Task details:
Reproduce the following records line for line, leaving out the pictures.

Dataset extract:
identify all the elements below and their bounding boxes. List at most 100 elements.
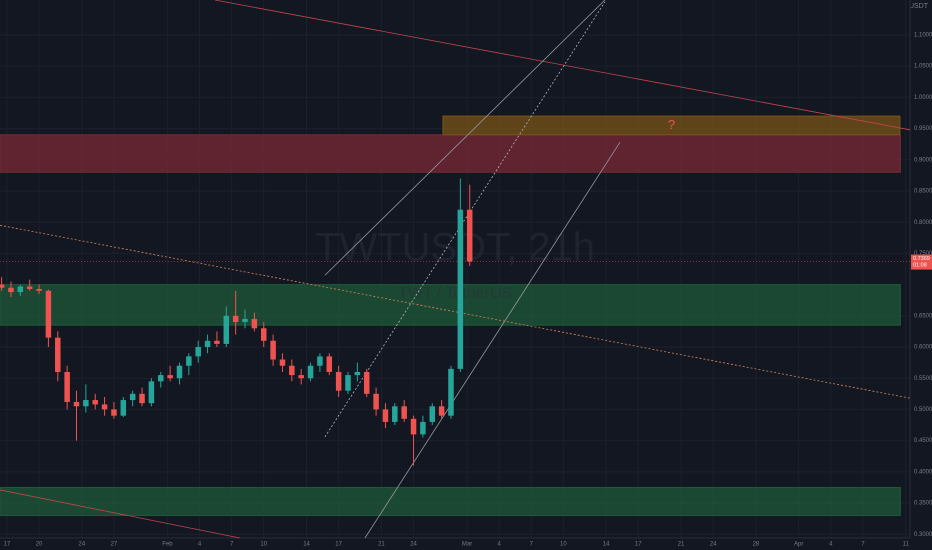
zone bbox=[0, 284, 901, 326]
candle-body bbox=[420, 421, 426, 435]
x-tick-label: 17 bbox=[4, 542, 11, 548]
candle-body bbox=[457, 209, 464, 369]
candle-body bbox=[345, 375, 351, 391]
x-tick-label: 10 bbox=[260, 542, 267, 548]
candle-body bbox=[73, 401, 80, 407]
trend-line bbox=[214, 0, 911, 131]
candle-body bbox=[270, 340, 276, 360]
price-tag-label: 0.7369 bbox=[913, 256, 930, 262]
candle-body bbox=[26, 286, 33, 289]
candle-body bbox=[111, 409, 117, 416]
x-tick-label: 21 bbox=[678, 542, 685, 548]
candle-body bbox=[139, 393, 145, 404]
candle-body bbox=[363, 371, 370, 394]
y-tick-label: 1.0000 bbox=[914, 95, 932, 101]
y-tick-label: 0.4000 bbox=[914, 469, 932, 475]
x-tick-label: 20 bbox=[36, 542, 43, 548]
candle-body bbox=[251, 318, 258, 329]
y-tick-label: 1.1000 bbox=[914, 33, 932, 39]
candle-body bbox=[438, 406, 445, 416]
candle-body bbox=[0, 284, 5, 288]
y-tick-label: 0.7500 bbox=[914, 251, 932, 257]
x-tick-label: 14 bbox=[603, 542, 610, 548]
candle-body bbox=[129, 393, 136, 401]
x-tick-label: 10 bbox=[560, 542, 567, 548]
x-tick-label: 7 bbox=[861, 542, 865, 548]
trend-line bbox=[324, 0, 606, 276]
watermark-title: TWTUSDT, 21h bbox=[315, 226, 595, 270]
zone bbox=[0, 134, 901, 173]
x-tick-label: Apr bbox=[794, 542, 803, 548]
x-tick-label: Mar bbox=[462, 542, 472, 548]
x-tick-label: 4 bbox=[829, 542, 833, 548]
candle-body bbox=[289, 365, 295, 376]
candle-body bbox=[83, 400, 89, 407]
candle-body bbox=[279, 359, 286, 366]
x-tick-label: 21 bbox=[378, 542, 385, 548]
y-tick-label: 0.9000 bbox=[914, 157, 932, 163]
candle-body bbox=[307, 365, 314, 379]
candle-body bbox=[55, 337, 61, 372]
candle-body bbox=[448, 368, 454, 416]
candle-body bbox=[232, 315, 239, 323]
candle-body bbox=[176, 365, 183, 379]
candle-body bbox=[373, 393, 379, 410]
x-tick-label: 24 bbox=[410, 542, 417, 548]
trend-line bbox=[364, 142, 621, 539]
y-tick-label: 0.9500 bbox=[914, 126, 932, 132]
candle-body bbox=[64, 371, 70, 402]
y-tick-label: 0.5500 bbox=[914, 376, 932, 382]
zone bbox=[0, 486, 901, 517]
candle-body bbox=[101, 404, 108, 410]
y-tick-label: 0.8000 bbox=[914, 220, 932, 226]
x-tick-label: 14 bbox=[303, 542, 310, 548]
x-tick-label: 17 bbox=[635, 542, 642, 548]
y-tick-label: 0.6000 bbox=[914, 345, 932, 351]
candle-body bbox=[223, 315, 230, 344]
x-tick-label: 24 bbox=[79, 542, 86, 548]
candle-body bbox=[429, 406, 436, 422]
price-tag bbox=[911, 254, 932, 270]
x-tick-label: 24 bbox=[710, 542, 717, 548]
candle-body bbox=[382, 409, 389, 422]
y-tick-label: 0.5000 bbox=[914, 407, 932, 413]
candle-body bbox=[45, 290, 52, 338]
candle-body bbox=[158, 375, 164, 382]
y-tick-label: 0.8500 bbox=[914, 189, 932, 195]
candle-body bbox=[401, 406, 407, 419]
x-tick-label: Feb bbox=[162, 542, 173, 548]
x-tick-label: 7 bbox=[530, 542, 534, 548]
candle-body bbox=[392, 406, 398, 422]
y-tick-label: 0.6500 bbox=[914, 313, 932, 319]
candle-body bbox=[167, 375, 173, 379]
y-tick-label: 1.0500 bbox=[914, 64, 932, 70]
y-tick-label: 0.3000 bbox=[914, 532, 932, 538]
candle-body bbox=[214, 340, 220, 344]
x-tick-label: 4 bbox=[497, 542, 501, 548]
zone bbox=[442, 115, 901, 136]
candle-body bbox=[186, 356, 192, 366]
candle-body bbox=[120, 400, 127, 416]
candle-body bbox=[242, 318, 248, 323]
x-tick-label: 11 bbox=[903, 542, 910, 548]
candle-body bbox=[195, 347, 201, 357]
x-tick-label: 7 bbox=[230, 542, 234, 548]
zone-label: ? bbox=[668, 117, 675, 132]
candle-body bbox=[354, 371, 361, 376]
candle-body bbox=[148, 381, 155, 404]
candle-body bbox=[36, 288, 42, 291]
watermark-subtitle: TWT / TetherUS bbox=[398, 285, 512, 302]
candle-body bbox=[326, 356, 333, 372]
candle-body bbox=[92, 400, 98, 405]
trend-line bbox=[0, 489, 241, 539]
x-tick-label: 17 bbox=[335, 542, 342, 548]
candle-body bbox=[298, 375, 304, 379]
candle-body bbox=[335, 371, 342, 391]
y-tick-label: 0.4500 bbox=[914, 438, 932, 444]
y-tick-label: 0.3500 bbox=[914, 501, 932, 507]
countdown-label: 01:08 bbox=[913, 263, 927, 269]
candle-body bbox=[260, 328, 267, 341]
candle-body bbox=[204, 340, 211, 348]
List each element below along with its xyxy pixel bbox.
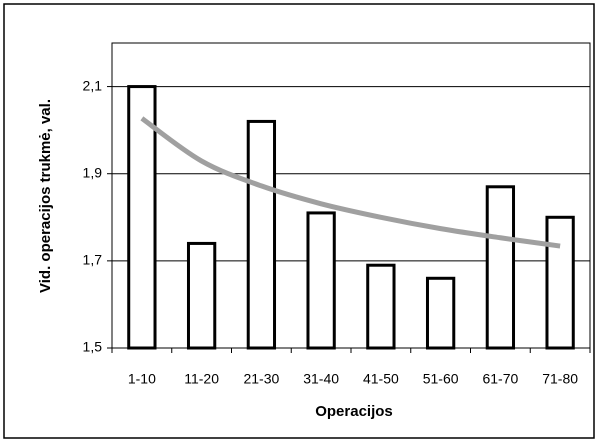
x-tick-label: 11-20 [184,371,219,387]
bar [186,241,217,350]
x-axis-title: Operacijos [315,403,393,420]
bar [306,211,336,350]
x-tick-label: 51-60 [423,371,459,387]
bar [246,119,277,350]
plot-area [111,42,591,349]
y-tick-label: 1,5 [83,339,103,355]
x-tick-label: 31-40 [303,371,339,387]
bar [127,85,157,350]
x-tick-label: 1-10 [128,371,156,387]
bar [366,263,396,350]
bar [485,185,516,350]
bar [425,276,456,350]
y-axis-title: Vid. operacijos trukmė, val. [37,99,54,293]
y-tick-label: 2,1 [83,77,103,93]
y-tick-label: 1,7 [83,252,103,268]
x-tick-label: 71-80 [542,371,578,387]
x-tick-label: 61-70 [482,371,518,387]
trendline [140,116,561,249]
y-tick-label: 1,9 [83,164,103,180]
x-tick-label: 41-50 [363,371,399,387]
x-tick-label: 21-30 [243,371,279,387]
bar [545,215,575,350]
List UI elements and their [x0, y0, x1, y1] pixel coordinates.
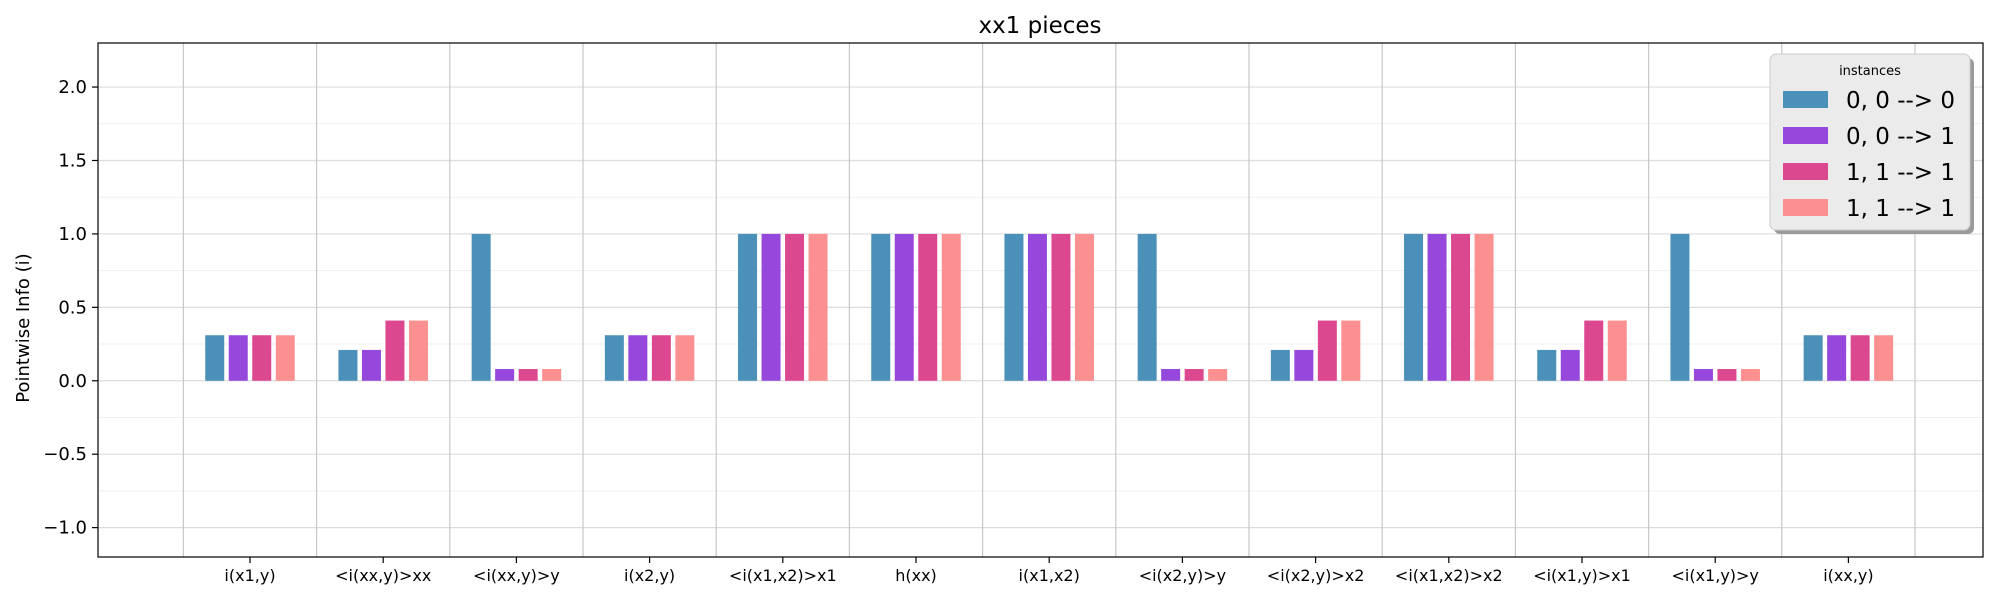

Full response:
identify all the elements below and their bounding boxes. List at most 100 elements.
zone bbox=[0, 284, 901, 326]
candle-body bbox=[420, 421, 426, 435]
x-tick-label: 17 bbox=[4, 542, 11, 548]
candle-body bbox=[457, 209, 464, 369]
candle-body bbox=[345, 375, 351, 391]
x-tick-label: 10 bbox=[260, 542, 267, 548]
candle-body bbox=[73, 401, 80, 407]
trend-line bbox=[214, 0, 911, 131]
candle-body bbox=[270, 340, 276, 360]
price-tag-label: 0.7369 bbox=[913, 256, 930, 262]
candle-body bbox=[26, 286, 33, 289]
candle-body bbox=[111, 409, 117, 416]
x-tick-label: 21 bbox=[678, 542, 685, 548]
candle-body bbox=[139, 393, 145, 404]
candle-body bbox=[363, 371, 370, 394]
y-tick-label: 1.0000 bbox=[914, 95, 932, 101]
y-tick-label: 0.4000 bbox=[914, 469, 932, 475]
x-tick-label: 20 bbox=[36, 542, 43, 548]
candle-body bbox=[251, 318, 258, 329]
y-tick-label: 1.1000 bbox=[914, 33, 932, 39]
candle-body bbox=[438, 406, 445, 416]
candle-body bbox=[0, 284, 5, 288]
y-tick-label: 0.7500 bbox=[914, 251, 932, 257]
x-tick-label: 14 bbox=[603, 542, 610, 548]
candle-body bbox=[129, 393, 136, 401]
x-tick-label: 10 bbox=[560, 542, 567, 548]
x-tick-label: 7 bbox=[861, 542, 865, 548]
trend-line bbox=[324, 0, 606, 276]
watermark-title: TWTUSDT, 21h bbox=[315, 226, 595, 270]
zone bbox=[0, 134, 901, 173]
x-tick-label: Apr bbox=[794, 542, 803, 548]
x-tick-label: Mar bbox=[462, 542, 472, 548]
x-tick-label: 4 bbox=[829, 542, 833, 548]
candle-body bbox=[289, 365, 295, 376]
candle-body bbox=[83, 400, 89, 407]
candle-body bbox=[279, 359, 286, 366]
x-tick-label: 21 bbox=[378, 542, 385, 548]
y-tick-label: 0.9000 bbox=[914, 157, 932, 163]
candle-body bbox=[307, 365, 314, 379]
candle-body bbox=[55, 337, 61, 372]
candle-body bbox=[448, 368, 454, 416]
candle-body bbox=[232, 315, 239, 323]
candle-body bbox=[176, 365, 183, 379]
candle-body bbox=[373, 393, 379, 410]
x-tick-label: 24 bbox=[410, 542, 417, 548]
trend-line bbox=[364, 142, 621, 539]
y-tick-label: 0.9500 bbox=[914, 126, 932, 132]
candle-body bbox=[64, 371, 70, 402]
y-tick-label: 0.5500 bbox=[914, 376, 932, 382]
zone bbox=[0, 486, 901, 517]
candle-body bbox=[101, 404, 108, 410]
y-tick-label: 0.8000 bbox=[914, 220, 932, 226]
x-tick-label: 14 bbox=[303, 542, 310, 548]
x-tick-label: 17 bbox=[635, 542, 642, 548]
y-tick-label: 0.6000 bbox=[914, 345, 932, 351]
candle-body bbox=[223, 315, 230, 344]
x-tick-label: 24 bbox=[79, 542, 86, 548]
candle-body bbox=[429, 406, 436, 422]
price-tag bbox=[911, 254, 932, 270]
x-tick-label: 24 bbox=[710, 542, 717, 548]
candle-body bbox=[382, 409, 389, 422]
y-tick-label: 0.5000 bbox=[914, 407, 932, 413]
candle-body bbox=[45, 290, 52, 338]
candle-body bbox=[158, 375, 164, 382]
y-tick-label: 0.8500 bbox=[914, 189, 932, 195]
candle-body bbox=[401, 406, 407, 419]
x-tick-label: Feb bbox=[162, 542, 173, 548]
x-tick-label: 7 bbox=[530, 542, 534, 548]
candle-body bbox=[392, 406, 398, 422]
y-tick-label: 0.6500 bbox=[914, 313, 932, 319]
candle-body bbox=[167, 375, 173, 379]
y-tick-label: 1.0500 bbox=[914, 64, 932, 70]
y-tick-label: 0.3000 bbox=[914, 532, 932, 538]
candle-body bbox=[214, 340, 220, 344]
x-tick-label: 4 bbox=[497, 542, 501, 548]
zone bbox=[442, 115, 901, 136]
candle-body bbox=[186, 356, 192, 366]
candle-body bbox=[120, 400, 127, 416]
candle-body bbox=[242, 318, 248, 323]
x-tick-label: 11 bbox=[903, 542, 910, 548]
candle-body bbox=[195, 347, 201, 357]
x-tick-label: 7 bbox=[230, 542, 234, 548]
zone-label: ? bbox=[668, 117, 675, 132]
candle-body bbox=[354, 371, 361, 376]
candle-body bbox=[148, 381, 155, 404]
candle-body bbox=[36, 288, 42, 291]
watermark-subtitle: TWT / TetherUS bbox=[398, 285, 512, 302]
candle-body bbox=[326, 356, 333, 372]
candle-body bbox=[92, 400, 98, 405]
trend-line bbox=[0, 489, 241, 539]
x-tick-label: 17 bbox=[335, 542, 342, 548]
candle-body bbox=[298, 375, 304, 379]
candle-body bbox=[335, 371, 342, 391]
y-tick-label: 0.4500 bbox=[914, 438, 932, 444]
y-tick-label: 0.3500 bbox=[914, 501, 932, 507]
countdown-label: 01:08 bbox=[913, 263, 927, 269]
candle-body bbox=[260, 328, 267, 341]
candle-body bbox=[204, 340, 211, 348]
List each element below along with its xyxy pixel bbox.
x-tick-label: 11-20 [184,371,219,387]
bar [186,241,217,350]
x-axis-title: Operacijos [315,403,393,420]
bar [306,211,336,350]
x-tick-label: 51-60 [423,371,459,387]
bar [246,119,277,350]
plot-area [111,42,591,349]
y-tick-label: 1,5 [83,339,103,355]
x-tick-label: 31-40 [303,371,339,387]
bar [127,85,157,350]
x-tick-label: 1-10 [128,371,156,387]
bar [366,263,396,350]
bar [485,185,516,350]
bar [425,276,456,350]
y-axis-title: Vid. operacijos trukmė, val. [37,99,54,293]
y-tick-label: 2,1 [83,77,103,93]
y-tick-label: 1,7 [83,252,103,268]
x-tick-label: 71-80 [542,371,578,387]
x-tick-label: 61-70 [482,371,518,387]
trendline [140,116,561,249]
y-tick-label: 1,9 [83,164,103,180]
x-tick-label: 41-50 [363,371,399,387]
x-tick-label: 21-30 [243,371,279,387]
bar [545,215,575,350]
List UI elements and their [x0, y0, x1, y1] pixel coordinates.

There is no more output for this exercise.